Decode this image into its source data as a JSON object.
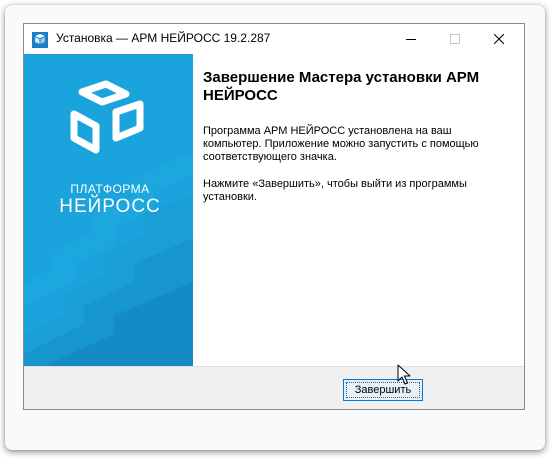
{
  "window": {
    "title": "Установка — АРМ НЕЙРОСС 19.2.287",
    "controls": {
      "minimize_icon": "minimize-icon",
      "maximize_icon": "maximize-icon",
      "close_icon": "close-icon"
    }
  },
  "sidebar": {
    "logo_line1": "ПЛАТФОРМА",
    "logo_line2": "НЕЙРОСС",
    "brand_color": "#1aa3dc"
  },
  "content": {
    "heading": "Завершение Мастера установки АРМ НЕЙРОСС",
    "paragraph1": "Программа АРМ НЕЙРОСС установлена на ваш компьютер. Приложение можно запустить с помощью соответствующего значка.",
    "paragraph2": "Нажмите «Завершить», чтобы выйти из программы установки."
  },
  "footer": {
    "finish_label": "Завершить"
  }
}
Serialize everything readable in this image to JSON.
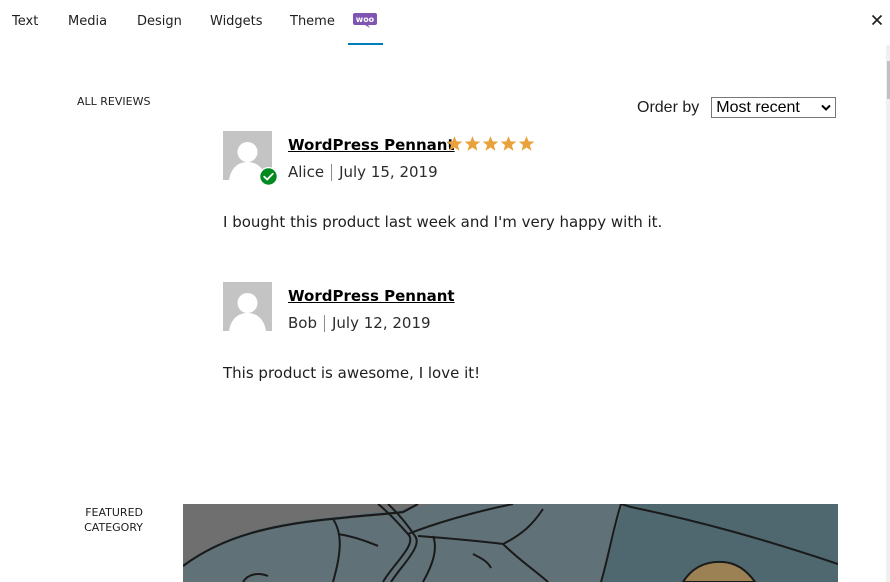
{
  "tabs": [
    {
      "label": "Text"
    },
    {
      "label": "Media"
    },
    {
      "label": "Design"
    },
    {
      "label": "Widgets"
    },
    {
      "label": "Theme"
    },
    {
      "label": "Woo",
      "icon": "woocommerce-logo-icon",
      "active": true
    }
  ],
  "close_icon": "close-icon",
  "accent_color": "#007cba",
  "woo_color": "#7f54b3",
  "star_color": "#e9a23b",
  "verified_color": "#008a20",
  "reviews_block": {
    "label": "ALL REVIEWS",
    "order_by_label": "Order by",
    "order_by_selected": "Most recent",
    "reviews": [
      {
        "product": "WordPress Pennant",
        "rating": 5,
        "rating_max": 5,
        "verified": true,
        "author": "Alice",
        "date": "July 15, 2019",
        "text": "I bought this product last week and I'm very happy with it."
      },
      {
        "product": "WordPress Pennant",
        "rating": null,
        "verified": false,
        "author": "Bob",
        "date": "July 12, 2019",
        "text": "This product is awesome, I love it!"
      }
    ]
  },
  "featured_category_block": {
    "label_line1": "FEATURED",
    "label_line2": "CATEGORY"
  }
}
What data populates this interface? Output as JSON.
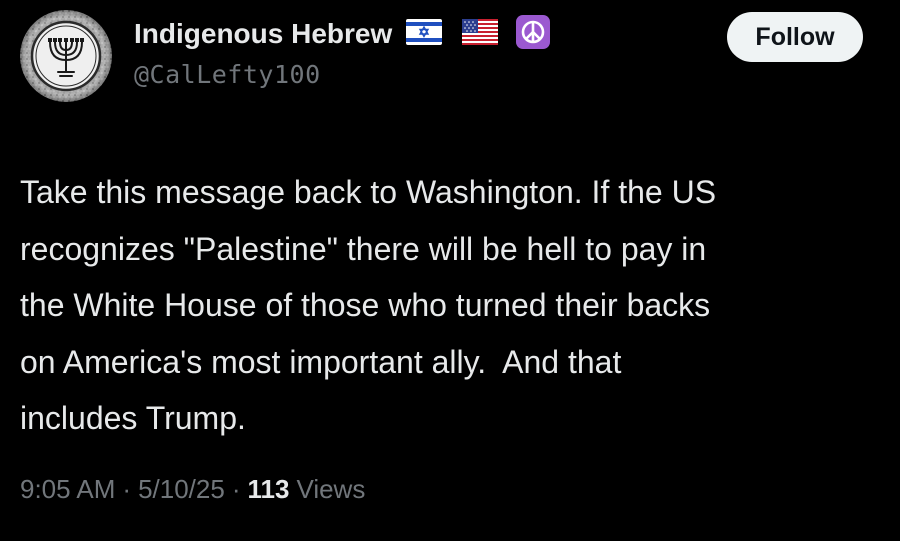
{
  "author": {
    "display_name": "Indigenous Hebrew",
    "handle": "@CalLefty100",
    "name_emojis": [
      "israel-flag-icon",
      "us-flag-icon",
      "peace-symbol-icon"
    ]
  },
  "follow_button": {
    "label": "Follow"
  },
  "tweet": {
    "text": "Take this message back to Washington. If the US\nrecognizes \"Palestine\" there will be hell to pay in\nthe White House of those who turned their backs\non America's most important ally.  And that\nincludes Trump."
  },
  "meta": {
    "time": "9:05 AM",
    "separator": "·",
    "date": "5/10/25",
    "views_count": "113",
    "views_label": "Views"
  },
  "colors": {
    "background": "#000000",
    "text_primary": "#e7e9ea",
    "text_secondary": "#71767b",
    "follow_bg": "#eff3f4",
    "peace_bg": "#9b59d0"
  }
}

——

Objective:
Locate each line containing the string "установки" and show it.

Task response:
    "heading": "Завершение Мастера установки АРМ НЕЙРОСС",
    "paragraph2": "Нажмите «Завершить», чтобы выйти из программы установки."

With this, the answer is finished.